*WHAT YOU ARE ASKED TO DO:* Copy every line of the records below where the word "title" occurs.

*Records that describe figures:*
===

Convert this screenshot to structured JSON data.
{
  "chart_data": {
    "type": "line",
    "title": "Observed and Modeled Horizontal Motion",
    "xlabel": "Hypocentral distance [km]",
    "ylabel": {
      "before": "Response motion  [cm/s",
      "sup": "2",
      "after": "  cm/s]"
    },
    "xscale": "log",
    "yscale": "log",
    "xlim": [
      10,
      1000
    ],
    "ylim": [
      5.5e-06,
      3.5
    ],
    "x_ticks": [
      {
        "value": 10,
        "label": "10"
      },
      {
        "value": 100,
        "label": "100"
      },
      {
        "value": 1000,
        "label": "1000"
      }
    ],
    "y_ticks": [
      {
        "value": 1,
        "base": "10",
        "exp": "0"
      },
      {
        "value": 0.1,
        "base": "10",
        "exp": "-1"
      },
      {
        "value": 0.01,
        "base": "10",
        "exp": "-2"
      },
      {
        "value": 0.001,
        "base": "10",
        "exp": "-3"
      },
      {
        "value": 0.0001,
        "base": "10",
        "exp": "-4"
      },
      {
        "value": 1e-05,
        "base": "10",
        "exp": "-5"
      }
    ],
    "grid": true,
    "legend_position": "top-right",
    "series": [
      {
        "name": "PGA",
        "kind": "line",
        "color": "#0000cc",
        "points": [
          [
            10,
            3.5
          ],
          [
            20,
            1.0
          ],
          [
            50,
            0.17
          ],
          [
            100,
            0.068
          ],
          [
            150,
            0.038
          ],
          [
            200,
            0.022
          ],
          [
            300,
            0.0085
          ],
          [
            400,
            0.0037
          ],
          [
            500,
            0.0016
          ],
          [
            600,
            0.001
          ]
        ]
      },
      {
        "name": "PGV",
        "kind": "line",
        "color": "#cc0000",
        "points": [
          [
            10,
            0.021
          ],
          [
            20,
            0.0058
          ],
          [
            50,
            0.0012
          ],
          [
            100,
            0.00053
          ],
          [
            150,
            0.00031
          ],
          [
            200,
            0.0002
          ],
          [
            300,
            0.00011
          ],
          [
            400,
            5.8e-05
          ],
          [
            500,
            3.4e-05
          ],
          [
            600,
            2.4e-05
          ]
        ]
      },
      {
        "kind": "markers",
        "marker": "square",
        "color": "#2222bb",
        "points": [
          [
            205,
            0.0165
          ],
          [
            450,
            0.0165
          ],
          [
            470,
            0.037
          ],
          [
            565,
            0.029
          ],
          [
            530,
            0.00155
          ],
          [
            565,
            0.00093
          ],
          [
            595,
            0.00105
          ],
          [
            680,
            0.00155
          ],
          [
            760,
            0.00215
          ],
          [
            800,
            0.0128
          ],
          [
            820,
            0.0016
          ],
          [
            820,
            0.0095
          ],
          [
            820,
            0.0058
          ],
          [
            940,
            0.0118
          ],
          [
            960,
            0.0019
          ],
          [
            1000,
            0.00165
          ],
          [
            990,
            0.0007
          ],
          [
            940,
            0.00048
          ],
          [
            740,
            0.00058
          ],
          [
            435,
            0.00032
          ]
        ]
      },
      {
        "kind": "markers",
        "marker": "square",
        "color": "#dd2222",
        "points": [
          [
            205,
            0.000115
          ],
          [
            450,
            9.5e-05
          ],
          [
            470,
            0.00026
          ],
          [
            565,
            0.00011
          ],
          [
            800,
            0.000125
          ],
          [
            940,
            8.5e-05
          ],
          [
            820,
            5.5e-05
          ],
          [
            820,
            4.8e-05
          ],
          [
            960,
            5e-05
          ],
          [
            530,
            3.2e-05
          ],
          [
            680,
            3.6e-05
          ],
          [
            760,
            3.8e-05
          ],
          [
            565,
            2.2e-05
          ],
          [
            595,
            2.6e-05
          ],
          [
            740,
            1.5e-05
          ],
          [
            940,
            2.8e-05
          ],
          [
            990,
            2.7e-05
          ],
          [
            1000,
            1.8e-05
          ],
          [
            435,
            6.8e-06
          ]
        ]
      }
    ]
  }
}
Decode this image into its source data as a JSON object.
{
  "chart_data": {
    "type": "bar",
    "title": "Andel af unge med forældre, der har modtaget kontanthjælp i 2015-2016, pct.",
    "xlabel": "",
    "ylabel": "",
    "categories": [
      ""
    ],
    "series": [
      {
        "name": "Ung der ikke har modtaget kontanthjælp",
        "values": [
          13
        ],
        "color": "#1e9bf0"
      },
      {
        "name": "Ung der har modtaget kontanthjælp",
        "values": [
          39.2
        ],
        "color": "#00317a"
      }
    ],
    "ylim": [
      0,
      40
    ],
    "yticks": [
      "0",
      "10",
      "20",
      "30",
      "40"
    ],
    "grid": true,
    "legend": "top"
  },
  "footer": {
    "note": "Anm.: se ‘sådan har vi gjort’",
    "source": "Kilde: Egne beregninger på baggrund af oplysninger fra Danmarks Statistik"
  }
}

===

*IN RESPONSE:*
    "title": "Observed and Modeled Horizontal Motion",
    "title": "Andel af unge med forældre, der har modtaget kontanthjælp i 2015-2016, pct.",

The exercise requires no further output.